» **STATED EXERCISE**
Give only the number of lines in the listing below where the string "JSON" occurs.

# DATA LINES start

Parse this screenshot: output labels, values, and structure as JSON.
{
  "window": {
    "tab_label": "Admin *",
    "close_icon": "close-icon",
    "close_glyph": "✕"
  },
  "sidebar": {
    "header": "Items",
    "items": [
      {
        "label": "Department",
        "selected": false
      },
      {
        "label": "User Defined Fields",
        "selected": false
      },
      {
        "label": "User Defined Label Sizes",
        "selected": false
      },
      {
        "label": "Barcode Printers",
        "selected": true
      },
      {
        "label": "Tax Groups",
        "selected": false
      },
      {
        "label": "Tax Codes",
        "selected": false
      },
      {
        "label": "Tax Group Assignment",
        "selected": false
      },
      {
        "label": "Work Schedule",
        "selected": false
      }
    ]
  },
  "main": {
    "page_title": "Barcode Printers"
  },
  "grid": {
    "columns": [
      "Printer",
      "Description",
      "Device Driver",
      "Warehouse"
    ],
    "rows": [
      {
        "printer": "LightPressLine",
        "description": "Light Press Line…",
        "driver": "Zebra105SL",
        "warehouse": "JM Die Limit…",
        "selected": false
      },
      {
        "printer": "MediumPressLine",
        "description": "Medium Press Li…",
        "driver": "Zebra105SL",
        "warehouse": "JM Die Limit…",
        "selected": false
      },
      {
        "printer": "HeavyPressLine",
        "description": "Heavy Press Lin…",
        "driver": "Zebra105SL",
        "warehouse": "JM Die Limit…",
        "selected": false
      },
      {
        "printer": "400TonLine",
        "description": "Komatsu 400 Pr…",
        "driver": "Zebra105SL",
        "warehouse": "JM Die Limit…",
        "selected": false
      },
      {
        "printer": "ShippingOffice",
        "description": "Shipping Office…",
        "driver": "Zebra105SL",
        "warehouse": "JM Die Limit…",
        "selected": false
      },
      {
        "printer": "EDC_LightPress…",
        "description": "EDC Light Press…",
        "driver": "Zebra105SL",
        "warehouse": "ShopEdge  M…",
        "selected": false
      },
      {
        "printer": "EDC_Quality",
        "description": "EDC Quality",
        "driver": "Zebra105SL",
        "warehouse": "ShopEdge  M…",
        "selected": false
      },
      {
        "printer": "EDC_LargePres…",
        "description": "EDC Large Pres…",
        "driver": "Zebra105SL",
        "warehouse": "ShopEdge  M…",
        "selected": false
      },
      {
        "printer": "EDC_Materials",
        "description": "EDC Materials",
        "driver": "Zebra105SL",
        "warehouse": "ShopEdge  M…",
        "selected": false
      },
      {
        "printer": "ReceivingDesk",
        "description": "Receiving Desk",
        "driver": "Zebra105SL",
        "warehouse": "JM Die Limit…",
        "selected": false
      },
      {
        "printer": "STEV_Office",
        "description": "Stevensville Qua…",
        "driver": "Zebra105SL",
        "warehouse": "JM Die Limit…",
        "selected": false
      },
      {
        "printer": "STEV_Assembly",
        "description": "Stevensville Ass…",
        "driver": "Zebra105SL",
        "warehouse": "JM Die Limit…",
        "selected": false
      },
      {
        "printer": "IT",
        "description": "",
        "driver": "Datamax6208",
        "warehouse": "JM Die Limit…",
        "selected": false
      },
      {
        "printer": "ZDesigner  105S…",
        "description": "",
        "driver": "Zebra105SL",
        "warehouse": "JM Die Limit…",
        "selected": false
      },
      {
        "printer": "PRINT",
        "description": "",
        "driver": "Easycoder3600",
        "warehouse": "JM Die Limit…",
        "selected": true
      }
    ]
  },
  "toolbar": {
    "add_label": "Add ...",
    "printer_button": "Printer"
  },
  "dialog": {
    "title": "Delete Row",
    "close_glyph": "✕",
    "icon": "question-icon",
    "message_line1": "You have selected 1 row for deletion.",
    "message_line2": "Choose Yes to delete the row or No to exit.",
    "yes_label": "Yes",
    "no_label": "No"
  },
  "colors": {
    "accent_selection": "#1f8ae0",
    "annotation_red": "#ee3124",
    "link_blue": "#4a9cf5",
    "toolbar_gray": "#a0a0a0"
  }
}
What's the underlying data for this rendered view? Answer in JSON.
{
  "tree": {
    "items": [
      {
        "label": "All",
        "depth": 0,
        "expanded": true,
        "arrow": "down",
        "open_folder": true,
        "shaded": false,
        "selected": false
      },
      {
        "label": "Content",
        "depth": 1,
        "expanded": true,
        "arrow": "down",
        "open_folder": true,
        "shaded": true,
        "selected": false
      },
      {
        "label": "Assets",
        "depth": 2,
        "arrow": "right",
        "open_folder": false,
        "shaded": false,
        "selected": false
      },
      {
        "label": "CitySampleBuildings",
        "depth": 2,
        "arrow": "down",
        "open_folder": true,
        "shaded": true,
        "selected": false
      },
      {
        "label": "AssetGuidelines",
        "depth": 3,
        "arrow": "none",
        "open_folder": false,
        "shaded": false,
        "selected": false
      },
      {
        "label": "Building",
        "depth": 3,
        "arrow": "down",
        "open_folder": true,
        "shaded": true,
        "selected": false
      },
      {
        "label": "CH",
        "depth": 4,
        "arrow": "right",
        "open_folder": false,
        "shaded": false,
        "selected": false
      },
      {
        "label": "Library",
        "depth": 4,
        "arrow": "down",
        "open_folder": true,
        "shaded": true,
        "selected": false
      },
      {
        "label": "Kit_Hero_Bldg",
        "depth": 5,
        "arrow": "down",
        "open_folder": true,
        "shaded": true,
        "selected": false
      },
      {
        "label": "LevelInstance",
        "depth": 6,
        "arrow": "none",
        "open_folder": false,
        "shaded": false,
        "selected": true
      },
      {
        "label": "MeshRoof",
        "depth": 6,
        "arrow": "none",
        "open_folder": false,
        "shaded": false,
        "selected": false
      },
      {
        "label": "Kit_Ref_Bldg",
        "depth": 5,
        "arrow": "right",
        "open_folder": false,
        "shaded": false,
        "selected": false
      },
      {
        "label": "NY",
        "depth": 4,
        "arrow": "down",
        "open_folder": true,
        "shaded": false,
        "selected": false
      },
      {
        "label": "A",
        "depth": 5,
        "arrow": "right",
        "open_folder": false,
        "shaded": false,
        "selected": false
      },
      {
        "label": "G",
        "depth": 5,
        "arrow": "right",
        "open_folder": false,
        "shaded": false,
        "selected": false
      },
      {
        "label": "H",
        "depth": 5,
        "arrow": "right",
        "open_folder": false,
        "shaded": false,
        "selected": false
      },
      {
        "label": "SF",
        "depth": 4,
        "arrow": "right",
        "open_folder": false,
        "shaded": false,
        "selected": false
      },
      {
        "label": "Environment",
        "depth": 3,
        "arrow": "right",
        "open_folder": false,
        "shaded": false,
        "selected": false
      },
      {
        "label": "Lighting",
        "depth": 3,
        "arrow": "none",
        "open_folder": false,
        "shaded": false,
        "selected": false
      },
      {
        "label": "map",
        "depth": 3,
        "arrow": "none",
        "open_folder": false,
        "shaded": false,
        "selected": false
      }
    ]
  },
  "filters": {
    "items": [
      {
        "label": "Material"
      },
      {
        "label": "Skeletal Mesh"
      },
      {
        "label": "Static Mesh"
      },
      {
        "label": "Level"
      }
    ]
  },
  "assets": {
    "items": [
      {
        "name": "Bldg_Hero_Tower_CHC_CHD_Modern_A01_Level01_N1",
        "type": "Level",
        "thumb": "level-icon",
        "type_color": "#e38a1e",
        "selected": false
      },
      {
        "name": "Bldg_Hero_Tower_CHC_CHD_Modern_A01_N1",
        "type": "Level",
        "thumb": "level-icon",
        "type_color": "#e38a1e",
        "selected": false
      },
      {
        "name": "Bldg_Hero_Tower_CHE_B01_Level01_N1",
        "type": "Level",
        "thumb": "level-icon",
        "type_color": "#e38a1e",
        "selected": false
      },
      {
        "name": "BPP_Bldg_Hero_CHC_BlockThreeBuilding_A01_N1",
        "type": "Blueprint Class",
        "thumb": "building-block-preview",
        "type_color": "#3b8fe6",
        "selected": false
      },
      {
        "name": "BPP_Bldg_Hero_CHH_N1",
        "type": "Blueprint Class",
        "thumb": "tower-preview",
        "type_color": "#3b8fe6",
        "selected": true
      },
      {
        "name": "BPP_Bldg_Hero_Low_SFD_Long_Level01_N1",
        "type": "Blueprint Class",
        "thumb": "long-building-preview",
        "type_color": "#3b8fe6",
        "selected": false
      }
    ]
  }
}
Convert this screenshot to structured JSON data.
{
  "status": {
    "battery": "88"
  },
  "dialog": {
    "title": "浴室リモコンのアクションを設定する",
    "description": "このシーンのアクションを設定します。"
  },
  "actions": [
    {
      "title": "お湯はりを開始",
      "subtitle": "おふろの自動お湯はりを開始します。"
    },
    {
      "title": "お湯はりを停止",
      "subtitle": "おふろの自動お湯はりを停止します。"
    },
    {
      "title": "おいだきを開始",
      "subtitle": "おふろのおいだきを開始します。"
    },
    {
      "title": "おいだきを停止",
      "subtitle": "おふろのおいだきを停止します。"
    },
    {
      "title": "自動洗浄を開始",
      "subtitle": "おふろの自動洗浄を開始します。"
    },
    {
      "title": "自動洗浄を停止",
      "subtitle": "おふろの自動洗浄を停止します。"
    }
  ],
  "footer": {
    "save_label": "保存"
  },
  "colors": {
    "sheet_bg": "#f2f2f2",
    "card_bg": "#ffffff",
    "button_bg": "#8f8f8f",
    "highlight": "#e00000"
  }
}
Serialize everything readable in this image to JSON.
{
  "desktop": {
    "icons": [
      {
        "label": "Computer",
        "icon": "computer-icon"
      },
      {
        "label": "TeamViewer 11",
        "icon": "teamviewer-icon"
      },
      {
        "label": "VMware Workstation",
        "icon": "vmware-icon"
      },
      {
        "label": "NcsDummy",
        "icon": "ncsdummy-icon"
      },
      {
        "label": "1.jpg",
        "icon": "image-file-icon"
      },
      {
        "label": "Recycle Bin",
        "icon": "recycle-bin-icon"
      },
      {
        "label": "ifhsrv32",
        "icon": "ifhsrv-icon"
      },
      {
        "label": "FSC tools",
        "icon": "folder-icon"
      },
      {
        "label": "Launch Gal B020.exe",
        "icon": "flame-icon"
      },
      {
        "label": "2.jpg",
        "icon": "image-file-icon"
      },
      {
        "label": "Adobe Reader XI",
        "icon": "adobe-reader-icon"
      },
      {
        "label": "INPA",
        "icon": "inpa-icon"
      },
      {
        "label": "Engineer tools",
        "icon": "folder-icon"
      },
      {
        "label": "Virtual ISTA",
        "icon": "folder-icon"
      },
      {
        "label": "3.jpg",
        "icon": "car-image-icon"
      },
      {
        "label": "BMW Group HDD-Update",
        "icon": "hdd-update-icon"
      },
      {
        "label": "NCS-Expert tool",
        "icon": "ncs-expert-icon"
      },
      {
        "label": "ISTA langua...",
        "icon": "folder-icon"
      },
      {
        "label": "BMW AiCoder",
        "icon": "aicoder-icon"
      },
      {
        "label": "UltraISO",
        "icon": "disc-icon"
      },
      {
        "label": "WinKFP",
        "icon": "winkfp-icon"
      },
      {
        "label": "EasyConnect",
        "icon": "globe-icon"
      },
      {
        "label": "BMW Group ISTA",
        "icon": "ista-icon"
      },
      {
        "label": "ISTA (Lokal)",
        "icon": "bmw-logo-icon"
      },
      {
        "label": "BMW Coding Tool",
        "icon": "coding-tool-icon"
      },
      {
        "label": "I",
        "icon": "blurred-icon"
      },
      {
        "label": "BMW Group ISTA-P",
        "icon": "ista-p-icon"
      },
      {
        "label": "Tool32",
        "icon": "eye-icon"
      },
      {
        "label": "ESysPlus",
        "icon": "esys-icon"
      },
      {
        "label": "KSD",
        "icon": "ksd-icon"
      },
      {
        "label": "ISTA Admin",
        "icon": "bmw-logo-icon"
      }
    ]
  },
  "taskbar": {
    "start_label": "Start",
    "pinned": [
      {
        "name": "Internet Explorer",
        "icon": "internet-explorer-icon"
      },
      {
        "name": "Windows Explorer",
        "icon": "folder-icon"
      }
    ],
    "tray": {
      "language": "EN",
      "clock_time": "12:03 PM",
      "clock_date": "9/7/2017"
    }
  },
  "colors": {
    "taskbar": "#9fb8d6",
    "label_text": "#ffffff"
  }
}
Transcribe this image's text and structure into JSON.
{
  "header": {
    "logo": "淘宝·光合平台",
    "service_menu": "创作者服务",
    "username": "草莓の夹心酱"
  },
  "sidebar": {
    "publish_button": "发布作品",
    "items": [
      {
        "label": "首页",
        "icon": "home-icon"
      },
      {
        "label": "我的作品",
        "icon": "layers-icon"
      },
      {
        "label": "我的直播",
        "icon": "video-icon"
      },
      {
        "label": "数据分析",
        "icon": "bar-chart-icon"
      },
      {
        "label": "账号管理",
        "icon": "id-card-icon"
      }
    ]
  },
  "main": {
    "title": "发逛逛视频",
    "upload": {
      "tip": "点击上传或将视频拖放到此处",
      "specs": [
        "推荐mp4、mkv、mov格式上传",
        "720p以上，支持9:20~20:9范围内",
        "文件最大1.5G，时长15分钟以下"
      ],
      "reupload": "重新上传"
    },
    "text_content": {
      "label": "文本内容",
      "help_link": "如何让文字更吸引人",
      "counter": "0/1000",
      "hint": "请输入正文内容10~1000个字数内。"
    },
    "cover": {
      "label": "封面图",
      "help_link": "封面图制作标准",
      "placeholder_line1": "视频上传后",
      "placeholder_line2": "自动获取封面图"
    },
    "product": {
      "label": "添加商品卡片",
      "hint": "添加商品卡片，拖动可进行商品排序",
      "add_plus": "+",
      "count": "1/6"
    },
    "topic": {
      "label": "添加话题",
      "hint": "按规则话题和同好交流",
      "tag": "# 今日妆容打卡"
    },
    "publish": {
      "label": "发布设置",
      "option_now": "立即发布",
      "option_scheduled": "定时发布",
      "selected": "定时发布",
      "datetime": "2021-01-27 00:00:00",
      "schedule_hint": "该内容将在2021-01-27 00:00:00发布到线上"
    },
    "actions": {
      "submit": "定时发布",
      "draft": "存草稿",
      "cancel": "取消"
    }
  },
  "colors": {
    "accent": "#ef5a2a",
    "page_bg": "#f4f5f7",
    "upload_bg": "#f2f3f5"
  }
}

# DATA LINES end

» **PROBLEM SOLUTION**
5